#### To be done
Below are some records. Say how many of their lines include the string "Skólinn", giving only the number.

#### Material provided
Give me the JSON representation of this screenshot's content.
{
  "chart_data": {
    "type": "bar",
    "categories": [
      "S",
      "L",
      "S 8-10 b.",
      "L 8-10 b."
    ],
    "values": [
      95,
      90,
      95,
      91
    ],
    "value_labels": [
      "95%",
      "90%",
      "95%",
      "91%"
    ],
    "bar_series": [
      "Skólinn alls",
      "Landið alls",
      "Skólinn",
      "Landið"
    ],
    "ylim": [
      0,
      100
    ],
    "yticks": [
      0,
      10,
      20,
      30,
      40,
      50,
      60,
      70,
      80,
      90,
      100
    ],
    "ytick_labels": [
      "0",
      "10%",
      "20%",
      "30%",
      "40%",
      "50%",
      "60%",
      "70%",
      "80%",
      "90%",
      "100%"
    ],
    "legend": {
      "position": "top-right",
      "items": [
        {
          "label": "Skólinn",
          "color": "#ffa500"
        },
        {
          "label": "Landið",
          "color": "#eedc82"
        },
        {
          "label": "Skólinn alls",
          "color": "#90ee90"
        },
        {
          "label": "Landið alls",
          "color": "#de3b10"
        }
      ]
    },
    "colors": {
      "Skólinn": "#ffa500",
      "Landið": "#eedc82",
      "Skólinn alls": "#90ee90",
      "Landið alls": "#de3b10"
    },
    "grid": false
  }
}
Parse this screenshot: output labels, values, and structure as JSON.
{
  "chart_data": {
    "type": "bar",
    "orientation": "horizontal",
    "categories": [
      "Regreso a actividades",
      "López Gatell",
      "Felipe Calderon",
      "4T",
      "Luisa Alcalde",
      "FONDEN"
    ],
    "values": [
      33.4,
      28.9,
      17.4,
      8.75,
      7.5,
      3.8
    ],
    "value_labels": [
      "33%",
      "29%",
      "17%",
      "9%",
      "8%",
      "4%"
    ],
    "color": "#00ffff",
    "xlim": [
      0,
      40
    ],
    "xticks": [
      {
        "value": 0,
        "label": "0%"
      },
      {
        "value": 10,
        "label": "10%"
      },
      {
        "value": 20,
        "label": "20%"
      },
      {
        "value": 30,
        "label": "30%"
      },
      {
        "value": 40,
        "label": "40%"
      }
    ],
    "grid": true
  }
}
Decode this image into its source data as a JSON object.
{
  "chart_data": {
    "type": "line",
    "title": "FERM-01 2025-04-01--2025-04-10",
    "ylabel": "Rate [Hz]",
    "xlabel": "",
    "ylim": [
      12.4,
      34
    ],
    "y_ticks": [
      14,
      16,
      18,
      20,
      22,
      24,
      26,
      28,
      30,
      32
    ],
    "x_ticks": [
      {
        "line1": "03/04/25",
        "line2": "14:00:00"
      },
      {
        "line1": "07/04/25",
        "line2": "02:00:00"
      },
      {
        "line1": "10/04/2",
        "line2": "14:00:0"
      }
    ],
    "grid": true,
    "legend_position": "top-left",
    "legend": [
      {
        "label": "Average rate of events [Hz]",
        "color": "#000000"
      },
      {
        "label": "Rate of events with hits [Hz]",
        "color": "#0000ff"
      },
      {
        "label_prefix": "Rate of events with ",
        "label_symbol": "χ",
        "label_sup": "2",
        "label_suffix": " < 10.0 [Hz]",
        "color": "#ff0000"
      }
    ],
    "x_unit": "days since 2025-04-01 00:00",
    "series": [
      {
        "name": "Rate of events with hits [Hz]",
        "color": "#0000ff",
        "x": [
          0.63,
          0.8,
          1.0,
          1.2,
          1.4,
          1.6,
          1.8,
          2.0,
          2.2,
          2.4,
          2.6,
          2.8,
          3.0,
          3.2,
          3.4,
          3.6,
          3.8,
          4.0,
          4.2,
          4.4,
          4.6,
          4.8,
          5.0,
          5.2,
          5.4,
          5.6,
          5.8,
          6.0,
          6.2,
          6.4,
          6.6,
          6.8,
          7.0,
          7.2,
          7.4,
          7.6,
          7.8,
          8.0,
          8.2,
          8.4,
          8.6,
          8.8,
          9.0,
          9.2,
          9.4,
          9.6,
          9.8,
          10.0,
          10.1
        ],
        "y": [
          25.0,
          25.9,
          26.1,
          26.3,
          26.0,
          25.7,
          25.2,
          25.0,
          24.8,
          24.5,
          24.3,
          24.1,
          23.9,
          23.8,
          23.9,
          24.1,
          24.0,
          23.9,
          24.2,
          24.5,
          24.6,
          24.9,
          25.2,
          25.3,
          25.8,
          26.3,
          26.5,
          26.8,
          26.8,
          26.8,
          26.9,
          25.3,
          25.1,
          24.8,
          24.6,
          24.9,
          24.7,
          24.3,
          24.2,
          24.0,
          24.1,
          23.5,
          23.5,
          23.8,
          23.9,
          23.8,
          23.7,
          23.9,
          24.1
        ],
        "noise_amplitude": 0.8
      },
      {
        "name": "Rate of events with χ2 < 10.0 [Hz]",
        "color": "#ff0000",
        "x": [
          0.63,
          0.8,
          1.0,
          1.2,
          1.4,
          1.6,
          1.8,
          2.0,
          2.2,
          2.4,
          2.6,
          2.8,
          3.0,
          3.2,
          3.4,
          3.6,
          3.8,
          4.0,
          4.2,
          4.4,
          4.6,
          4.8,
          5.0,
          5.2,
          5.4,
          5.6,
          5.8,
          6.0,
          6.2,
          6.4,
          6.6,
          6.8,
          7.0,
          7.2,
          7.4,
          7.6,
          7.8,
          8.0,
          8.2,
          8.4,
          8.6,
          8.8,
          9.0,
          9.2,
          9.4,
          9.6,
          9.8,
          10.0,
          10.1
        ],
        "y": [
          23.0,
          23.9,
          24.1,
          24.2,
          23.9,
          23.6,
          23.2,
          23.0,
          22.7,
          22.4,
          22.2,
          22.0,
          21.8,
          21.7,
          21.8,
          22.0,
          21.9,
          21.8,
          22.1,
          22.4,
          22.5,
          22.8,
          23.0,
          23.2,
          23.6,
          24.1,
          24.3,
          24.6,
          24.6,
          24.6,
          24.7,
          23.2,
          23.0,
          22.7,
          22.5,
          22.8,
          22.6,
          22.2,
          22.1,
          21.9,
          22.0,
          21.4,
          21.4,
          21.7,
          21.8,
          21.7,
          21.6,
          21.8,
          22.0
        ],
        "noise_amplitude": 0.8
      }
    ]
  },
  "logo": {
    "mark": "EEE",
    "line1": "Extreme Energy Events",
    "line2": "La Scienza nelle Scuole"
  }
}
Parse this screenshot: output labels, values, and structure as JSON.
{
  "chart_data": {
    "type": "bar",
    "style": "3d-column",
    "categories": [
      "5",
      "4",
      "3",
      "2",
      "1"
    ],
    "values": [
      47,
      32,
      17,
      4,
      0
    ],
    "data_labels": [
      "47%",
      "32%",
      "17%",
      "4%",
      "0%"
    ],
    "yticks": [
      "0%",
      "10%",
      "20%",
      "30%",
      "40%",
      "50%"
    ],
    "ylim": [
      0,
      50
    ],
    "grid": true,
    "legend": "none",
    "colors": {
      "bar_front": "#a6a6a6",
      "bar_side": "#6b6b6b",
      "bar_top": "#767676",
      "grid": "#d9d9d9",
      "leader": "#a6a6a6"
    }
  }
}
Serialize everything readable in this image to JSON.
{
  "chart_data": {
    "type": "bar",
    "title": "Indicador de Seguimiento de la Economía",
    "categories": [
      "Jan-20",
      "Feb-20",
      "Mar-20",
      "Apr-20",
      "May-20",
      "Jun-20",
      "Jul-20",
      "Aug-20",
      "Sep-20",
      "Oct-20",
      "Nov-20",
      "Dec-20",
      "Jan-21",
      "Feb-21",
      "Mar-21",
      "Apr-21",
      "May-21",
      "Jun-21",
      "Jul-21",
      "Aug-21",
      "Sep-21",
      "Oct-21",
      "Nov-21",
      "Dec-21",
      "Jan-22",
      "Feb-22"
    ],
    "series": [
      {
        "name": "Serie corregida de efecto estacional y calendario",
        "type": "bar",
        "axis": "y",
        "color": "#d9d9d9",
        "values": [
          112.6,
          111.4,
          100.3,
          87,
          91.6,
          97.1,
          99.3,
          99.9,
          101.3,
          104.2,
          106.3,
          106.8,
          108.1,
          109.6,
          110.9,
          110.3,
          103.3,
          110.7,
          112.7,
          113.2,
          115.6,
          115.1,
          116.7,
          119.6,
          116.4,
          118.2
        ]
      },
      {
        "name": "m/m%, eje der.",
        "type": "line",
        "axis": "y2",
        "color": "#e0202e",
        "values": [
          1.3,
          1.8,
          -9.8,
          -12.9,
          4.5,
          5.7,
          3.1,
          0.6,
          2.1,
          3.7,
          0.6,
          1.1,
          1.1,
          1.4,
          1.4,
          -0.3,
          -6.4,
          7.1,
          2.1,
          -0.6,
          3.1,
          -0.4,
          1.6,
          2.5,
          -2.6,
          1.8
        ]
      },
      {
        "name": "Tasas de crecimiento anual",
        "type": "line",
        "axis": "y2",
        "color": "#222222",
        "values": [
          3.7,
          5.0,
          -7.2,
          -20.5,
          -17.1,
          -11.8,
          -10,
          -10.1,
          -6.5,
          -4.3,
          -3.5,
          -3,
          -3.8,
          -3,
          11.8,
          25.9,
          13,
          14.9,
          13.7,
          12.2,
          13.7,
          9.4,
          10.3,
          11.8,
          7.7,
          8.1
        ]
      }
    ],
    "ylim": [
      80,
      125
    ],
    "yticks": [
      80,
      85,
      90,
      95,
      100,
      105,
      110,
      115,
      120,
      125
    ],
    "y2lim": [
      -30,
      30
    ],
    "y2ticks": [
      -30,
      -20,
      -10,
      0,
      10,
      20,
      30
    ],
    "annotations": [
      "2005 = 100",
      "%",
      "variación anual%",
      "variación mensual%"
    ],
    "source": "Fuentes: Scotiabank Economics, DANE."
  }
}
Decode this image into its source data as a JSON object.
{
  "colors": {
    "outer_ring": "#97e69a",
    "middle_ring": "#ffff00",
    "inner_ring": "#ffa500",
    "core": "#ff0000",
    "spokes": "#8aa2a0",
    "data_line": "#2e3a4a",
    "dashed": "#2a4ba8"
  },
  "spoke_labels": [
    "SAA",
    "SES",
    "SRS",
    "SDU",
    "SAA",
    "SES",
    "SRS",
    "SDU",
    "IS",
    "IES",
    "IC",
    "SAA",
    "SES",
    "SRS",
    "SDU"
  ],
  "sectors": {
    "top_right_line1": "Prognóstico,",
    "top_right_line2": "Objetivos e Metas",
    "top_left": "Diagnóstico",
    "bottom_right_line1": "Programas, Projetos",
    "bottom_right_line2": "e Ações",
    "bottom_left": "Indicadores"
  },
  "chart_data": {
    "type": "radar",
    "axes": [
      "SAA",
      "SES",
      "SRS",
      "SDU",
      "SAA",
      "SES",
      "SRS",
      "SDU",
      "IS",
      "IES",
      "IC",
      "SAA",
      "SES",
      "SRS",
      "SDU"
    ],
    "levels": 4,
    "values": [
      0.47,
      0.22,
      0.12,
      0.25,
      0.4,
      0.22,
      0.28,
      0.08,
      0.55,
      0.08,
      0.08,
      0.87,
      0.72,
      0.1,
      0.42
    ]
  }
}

#### Exercise solution
6